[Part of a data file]
** Start **

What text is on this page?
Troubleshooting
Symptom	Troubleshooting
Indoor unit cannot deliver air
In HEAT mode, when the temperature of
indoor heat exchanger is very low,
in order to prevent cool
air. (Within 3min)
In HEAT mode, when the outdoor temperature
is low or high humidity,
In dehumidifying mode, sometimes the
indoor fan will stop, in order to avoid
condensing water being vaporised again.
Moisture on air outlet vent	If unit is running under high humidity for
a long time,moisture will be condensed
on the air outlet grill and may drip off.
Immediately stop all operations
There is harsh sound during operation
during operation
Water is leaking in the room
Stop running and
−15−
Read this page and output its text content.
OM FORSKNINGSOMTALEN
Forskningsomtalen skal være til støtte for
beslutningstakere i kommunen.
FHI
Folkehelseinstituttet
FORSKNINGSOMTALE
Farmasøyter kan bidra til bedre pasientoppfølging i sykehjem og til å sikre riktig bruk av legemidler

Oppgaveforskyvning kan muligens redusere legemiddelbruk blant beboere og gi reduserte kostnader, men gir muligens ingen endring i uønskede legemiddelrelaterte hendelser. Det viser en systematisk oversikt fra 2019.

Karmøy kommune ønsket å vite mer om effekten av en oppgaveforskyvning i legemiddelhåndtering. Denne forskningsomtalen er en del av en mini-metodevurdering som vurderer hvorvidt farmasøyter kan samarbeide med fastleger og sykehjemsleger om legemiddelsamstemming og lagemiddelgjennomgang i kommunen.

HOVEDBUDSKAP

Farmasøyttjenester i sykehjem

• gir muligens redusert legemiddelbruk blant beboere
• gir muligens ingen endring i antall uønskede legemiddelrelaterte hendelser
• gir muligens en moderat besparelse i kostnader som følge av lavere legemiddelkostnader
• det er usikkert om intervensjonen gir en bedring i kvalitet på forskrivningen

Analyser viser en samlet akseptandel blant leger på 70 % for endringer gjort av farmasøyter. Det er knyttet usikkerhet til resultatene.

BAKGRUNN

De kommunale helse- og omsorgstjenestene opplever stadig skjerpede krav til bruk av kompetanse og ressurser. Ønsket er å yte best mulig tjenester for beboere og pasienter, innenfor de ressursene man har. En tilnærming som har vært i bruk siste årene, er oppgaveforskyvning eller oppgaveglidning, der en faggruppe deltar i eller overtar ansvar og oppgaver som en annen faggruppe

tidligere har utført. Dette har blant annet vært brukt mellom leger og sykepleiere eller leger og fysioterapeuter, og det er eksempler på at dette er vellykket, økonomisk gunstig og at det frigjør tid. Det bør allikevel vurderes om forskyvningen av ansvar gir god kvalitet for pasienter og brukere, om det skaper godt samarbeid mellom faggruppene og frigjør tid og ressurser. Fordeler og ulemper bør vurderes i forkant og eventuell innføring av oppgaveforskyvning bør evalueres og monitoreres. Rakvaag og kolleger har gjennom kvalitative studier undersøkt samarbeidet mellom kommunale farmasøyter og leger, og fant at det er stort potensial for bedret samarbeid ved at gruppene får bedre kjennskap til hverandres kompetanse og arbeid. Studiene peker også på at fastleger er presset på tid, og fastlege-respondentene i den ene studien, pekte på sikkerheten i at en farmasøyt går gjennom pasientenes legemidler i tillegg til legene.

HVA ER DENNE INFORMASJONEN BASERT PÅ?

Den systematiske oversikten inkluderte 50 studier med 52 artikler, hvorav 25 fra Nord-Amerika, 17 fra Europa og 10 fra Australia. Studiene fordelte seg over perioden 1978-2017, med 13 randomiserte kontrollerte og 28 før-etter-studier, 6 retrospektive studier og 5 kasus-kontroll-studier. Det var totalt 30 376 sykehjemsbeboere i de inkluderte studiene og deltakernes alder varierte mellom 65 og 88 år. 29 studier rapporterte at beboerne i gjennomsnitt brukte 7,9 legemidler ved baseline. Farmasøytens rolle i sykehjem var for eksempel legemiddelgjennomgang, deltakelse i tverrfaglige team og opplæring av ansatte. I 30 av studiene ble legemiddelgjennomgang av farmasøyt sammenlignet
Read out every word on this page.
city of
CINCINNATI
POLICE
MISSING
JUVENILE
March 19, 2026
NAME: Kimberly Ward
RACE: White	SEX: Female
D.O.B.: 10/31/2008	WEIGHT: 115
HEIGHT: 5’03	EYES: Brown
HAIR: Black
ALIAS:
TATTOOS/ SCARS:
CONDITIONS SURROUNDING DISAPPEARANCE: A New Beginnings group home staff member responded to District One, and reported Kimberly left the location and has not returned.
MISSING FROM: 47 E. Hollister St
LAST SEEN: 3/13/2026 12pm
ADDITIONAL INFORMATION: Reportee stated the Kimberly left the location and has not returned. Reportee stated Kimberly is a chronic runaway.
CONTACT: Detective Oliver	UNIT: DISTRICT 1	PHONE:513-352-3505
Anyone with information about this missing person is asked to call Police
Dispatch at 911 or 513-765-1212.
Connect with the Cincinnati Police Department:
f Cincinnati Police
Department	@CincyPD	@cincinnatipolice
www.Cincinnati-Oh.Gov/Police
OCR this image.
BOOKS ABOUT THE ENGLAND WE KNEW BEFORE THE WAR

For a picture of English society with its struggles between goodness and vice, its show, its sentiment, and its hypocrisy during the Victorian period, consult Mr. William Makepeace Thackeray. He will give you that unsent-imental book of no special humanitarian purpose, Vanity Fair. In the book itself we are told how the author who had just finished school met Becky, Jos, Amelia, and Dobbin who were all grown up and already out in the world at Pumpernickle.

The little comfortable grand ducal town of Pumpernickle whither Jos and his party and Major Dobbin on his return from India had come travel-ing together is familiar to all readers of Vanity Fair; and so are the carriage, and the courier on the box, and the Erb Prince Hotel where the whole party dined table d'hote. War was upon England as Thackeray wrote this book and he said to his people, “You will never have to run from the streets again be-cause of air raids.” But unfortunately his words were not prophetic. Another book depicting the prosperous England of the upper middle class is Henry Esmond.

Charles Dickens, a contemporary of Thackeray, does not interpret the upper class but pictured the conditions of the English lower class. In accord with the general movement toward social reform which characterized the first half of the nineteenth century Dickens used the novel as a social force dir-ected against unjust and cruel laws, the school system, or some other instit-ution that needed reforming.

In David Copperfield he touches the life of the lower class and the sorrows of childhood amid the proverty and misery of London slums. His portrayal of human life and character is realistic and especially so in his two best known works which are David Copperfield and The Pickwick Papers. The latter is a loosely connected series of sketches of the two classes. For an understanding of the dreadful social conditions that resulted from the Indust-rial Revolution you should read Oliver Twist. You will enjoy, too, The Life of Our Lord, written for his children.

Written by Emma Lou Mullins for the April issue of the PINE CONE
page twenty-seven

** End **

> Problem details:
Could you transcribe the records in full, exactly?

> Written answer:
What text is on this page?
Troubleshooting
Symptom	Troubleshooting
Indoor unit cannot deliver air
In HEAT mode, when the temperature of
indoor heat exchanger is very low,
in order to prevent cool
air. (Within 3min)
In HEAT mode, when the outdoor temperature
is low or high humidity,
In dehumidifying mode, sometimes the
indoor fan will stop, in order to avoid
condensing water being vaporised again.
Moisture on air outlet vent	If unit is running under high humidity for
a long time,moisture will be condensed
on the air outlet grill and may drip off.
Immediately stop all operations
There is harsh sound during operation
during operation
Water is leaking in the room
Stop running and
−15−
Read this page and output its text content.
OM FORSKNINGSOMTALEN
Forskningsomtalen skal være til støtte for
beslutningstakere i kommunen.
FHI
Folkehelseinstituttet
FORSKNINGSOMTALE
Farmasøyter kan bidra til bedre pasientoppfølging i sykehjem og til å sikre riktig bruk av legemidler

Oppgaveforskyvning kan muligens redusere legemiddelbruk blant beboere og gi reduserte kostnader, men gir muligens ingen endring i uønskede legemiddelrelaterte hendelser. Det viser en systematisk oversikt fra 2019.

Karmøy kommune ønsket å vite mer om effekten av en oppgaveforskyvning i legemiddelhåndtering. Denne forskningsomtalen er en del av en mini-metodevurdering som vurderer hvorvidt farmasøyter kan samarbeide med fastleger og sykehjemsleger om legemiddelsamstemming og lagemiddelgjennomgang i kommunen.

HOVEDBUDSKAP

Farmasøyttjenester i sykehjem

• gir muligens redusert legemiddelbruk blant beboere
• gir muligens ingen endring i antall uønskede legemiddelrelaterte hendelser
• gir muligens en moderat besparelse i kostnader som følge av lavere legemiddelkostnader
• det er usikkert om intervensjonen gir en bedring i kvalitet på forskrivningen

Analyser viser en samlet akseptandel blant leger på 70 % for endringer gjort av farmasøyter. Det er knyttet usikkerhet til resultatene.

BAKGRUNN

De kommunale helse- og omsorgstjenestene opplever stadig skjerpede krav til bruk av kompetanse og ressurser. Ønsket er å yte best mulig tjenester for beboere og pasienter, innenfor de ressursene man har. En tilnærming som har vært i bruk siste årene, er oppgaveforskyvning eller oppgaveglidning, der en faggruppe deltar i eller overtar ansvar og oppgaver som en annen faggruppe

tidligere har utført. Dette har blant annet vært brukt mellom leger og sykepleiere eller leger og fysioterapeuter, og det er eksempler på at dette er vellykket, økonomisk gunstig og at det frigjør tid. Det bør allikevel vurderes om forskyvningen av ansvar gir god kvalitet for pasienter og brukere, om det skaper godt samarbeid mellom faggruppene og frigjør tid og ressurser. Fordeler og ulemper bør vurderes i forkant og eventuell innføring av oppgaveforskyvning bør evalueres og monitoreres. Rakvaag og kolleger har gjennom kvalitative studier undersøkt samarbeidet mellom kommunale farmasøyter og leger, og fant at det er stort potensial for bedret samarbeid ved at gruppene får bedre kjennskap til hverandres kompetanse og arbeid. Studiene peker også på at fastleger er presset på tid, og fastlege-respondentene i den ene studien, pekte på sikkerheten i at en farmasøyt går gjennom pasientenes legemidler i tillegg til legene.

HVA ER DENNE INFORMASJONEN BASERT PÅ?

Den systematiske oversikten inkluderte 50 studier med 52 artikler, hvorav 25 fra Nord-Amerika, 17 fra Europa og 10 fra Australia. Studiene fordelte seg over perioden 1978-2017, med 13 randomiserte kontrollerte og 28 før-etter-studier, 6 retrospektive studier og 5 kasus-kontroll-studier. Det var totalt 30 376 sykehjemsbeboere i de inkluderte studiene og deltakernes alder varierte mellom 65 og 88 år. 29 studier rapporterte at beboerne i gjennomsnitt brukte 7,9 legemidler ved baseline. Farmasøytens rolle i sykehjem var for eksempel legemiddelgjennomgang, deltakelse i tverrfaglige team og opplæring av ansatte. I 30 av studiene ble legemiddelgjennomgang av farmasøyt sammenlignet
Read out every word on this page.
city of
CINCINNATI
POLICE
MISSING
JUVENILE
March 19, 2026
NAME: Kimberly Ward
RACE: White	SEX: Female
D.O.B.: 10/31/2008	WEIGHT: 115
HEIGHT: 5’03	EYES: Brown
HAIR: Black
ALIAS:
TATTOOS/ SCARS:
CONDITIONS SURROUNDING DISAPPEARANCE: A New Beginnings group home staff member responded to District One, and reported Kimberly left the location and has not returned.
MISSING FROM: 47 E. Hollister St
LAST SEEN: 3/13/2026 12pm
ADDITIONAL INFORMATION: Reportee stated the Kimberly left the location and has not returned. Reportee stated Kimberly is a chronic runaway.
CONTACT: Detective Oliver	UNIT: DISTRICT 1	PHONE:513-352-3505
Anyone with information about this missing person is asked to call Police
Dispatch at 911 or 513-765-1212.
Connect with the Cincinnati Police Department:
f Cincinnati Police
Department	@CincyPD	@cincinnatipolice
www.Cincinnati-Oh.Gov/Police
OCR this image.
BOOKS ABOUT THE ENGLAND WE KNEW BEFORE THE WAR

For a picture of English society with its struggles between goodness and vice, its show, its sentiment, and its hypocrisy during the Victorian period, consult Mr. William Makepeace Thackeray. He will give you that unsent-imental book of no special humanitarian purpose, Vanity Fair. In the book itself we are told how the author who had just finished school met Becky, Jos, Amelia, and Dobbin who were all grown up and already out in the world at Pumpernickle.

The little comfortable grand ducal town of Pumpernickle whither Jos and his party and Major Dobbin on his return from India had come travel-ing together is familiar to all readers of Vanity Fair; and so are the carriage, and the courier on the box, and the Erb Prince Hotel where the whole party dined table d'hote. War was upon England as Thackeray wrote this book and he said to his people, “You will never have to run from the streets again be-cause of air raids.” But unfortunately his words were not prophetic. Another book depicting the prosperous England of the upper middle class is Henry Esmond.

Charles Dickens, a contemporary of Thackeray, does not interpret the upper class but pictured the conditions of the English lower class. In accord with the general movement toward social reform which characterized the first half of the nineteenth century Dickens used the novel as a social force dir-ected against unjust and cruel laws, the school system, or some other instit-ution that needed reforming.

In David Copperfield he touches the life of the lower class and the sorrows of childhood amid the proverty and misery of London slums. His portrayal of human life and character is realistic and especially so in his two best known works which are David Copperfield and The Pickwick Papers. The latter is a loosely connected series of sketches of the two classes. For an understanding of the dreadful social conditions that resulted from the Indust-rial Revolution you should read Oliver Twist. You will enjoy, too, The Life of Our Lord, written for his children.

Written by Emma Lou Mullins for the April issue of the PINE CONE
page twenty-seven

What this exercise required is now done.